◆ To do ◆
Scan the data that follows and count the lines with the string "JSON"; answer with the count alone.

/---

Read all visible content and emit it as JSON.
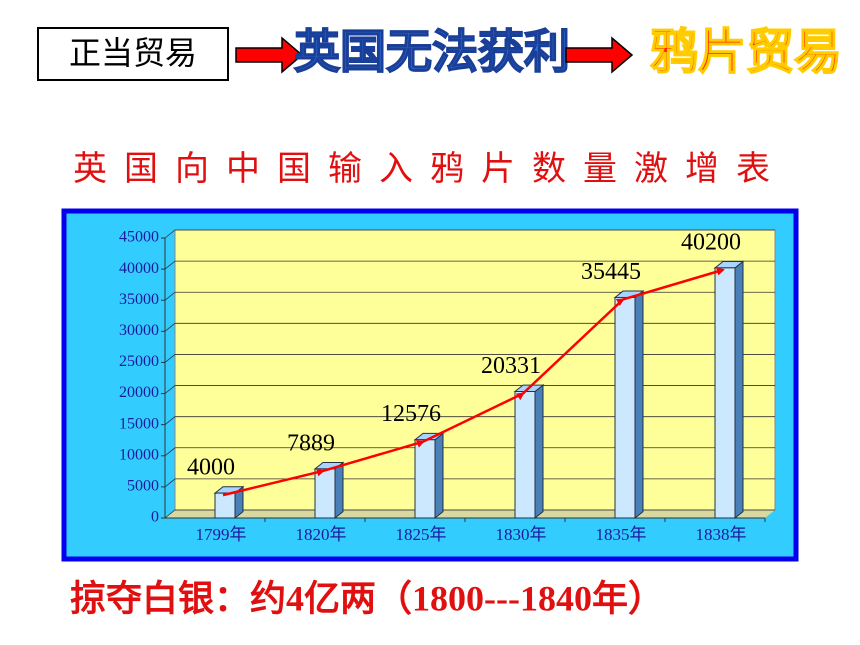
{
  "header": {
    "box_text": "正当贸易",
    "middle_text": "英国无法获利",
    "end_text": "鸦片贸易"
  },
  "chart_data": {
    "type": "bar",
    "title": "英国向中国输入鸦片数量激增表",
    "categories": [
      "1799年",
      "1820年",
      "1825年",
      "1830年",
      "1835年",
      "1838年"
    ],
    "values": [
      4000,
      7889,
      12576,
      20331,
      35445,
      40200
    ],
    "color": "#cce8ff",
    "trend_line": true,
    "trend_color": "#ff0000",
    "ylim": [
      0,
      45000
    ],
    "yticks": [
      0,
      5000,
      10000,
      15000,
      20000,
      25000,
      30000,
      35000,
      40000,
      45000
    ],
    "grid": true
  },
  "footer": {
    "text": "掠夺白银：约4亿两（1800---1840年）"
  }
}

\---
/---

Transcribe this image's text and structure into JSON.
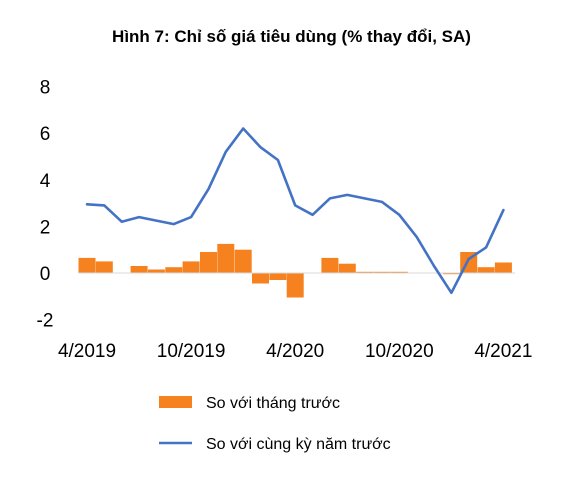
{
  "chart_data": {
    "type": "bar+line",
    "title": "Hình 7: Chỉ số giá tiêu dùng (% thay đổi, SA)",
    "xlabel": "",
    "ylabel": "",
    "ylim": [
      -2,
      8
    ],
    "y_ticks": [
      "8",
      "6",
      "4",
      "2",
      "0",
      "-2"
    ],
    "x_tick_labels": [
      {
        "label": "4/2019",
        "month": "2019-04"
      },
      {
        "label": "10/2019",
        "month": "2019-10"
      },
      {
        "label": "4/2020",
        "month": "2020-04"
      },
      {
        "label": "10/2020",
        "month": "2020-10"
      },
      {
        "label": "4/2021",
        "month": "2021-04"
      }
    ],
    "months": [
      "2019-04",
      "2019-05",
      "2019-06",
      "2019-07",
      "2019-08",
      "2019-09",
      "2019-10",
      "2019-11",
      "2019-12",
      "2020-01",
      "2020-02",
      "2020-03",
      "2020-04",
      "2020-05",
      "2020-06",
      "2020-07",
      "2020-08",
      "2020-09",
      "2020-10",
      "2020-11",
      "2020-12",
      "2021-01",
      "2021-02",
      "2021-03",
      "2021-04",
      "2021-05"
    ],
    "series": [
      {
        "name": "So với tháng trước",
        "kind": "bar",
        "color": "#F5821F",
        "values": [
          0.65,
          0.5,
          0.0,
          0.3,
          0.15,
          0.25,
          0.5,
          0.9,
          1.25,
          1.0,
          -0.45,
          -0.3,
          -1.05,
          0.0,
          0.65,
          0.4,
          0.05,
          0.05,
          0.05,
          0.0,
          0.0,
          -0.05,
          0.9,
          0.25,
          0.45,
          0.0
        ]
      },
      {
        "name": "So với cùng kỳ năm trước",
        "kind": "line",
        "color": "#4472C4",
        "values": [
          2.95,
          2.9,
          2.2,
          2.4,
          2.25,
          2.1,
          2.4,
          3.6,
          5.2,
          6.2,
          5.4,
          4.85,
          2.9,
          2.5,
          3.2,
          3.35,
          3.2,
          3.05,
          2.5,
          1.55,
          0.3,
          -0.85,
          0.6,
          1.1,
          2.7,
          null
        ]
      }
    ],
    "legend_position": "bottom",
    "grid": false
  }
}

\---

◆ Correct output ◆
2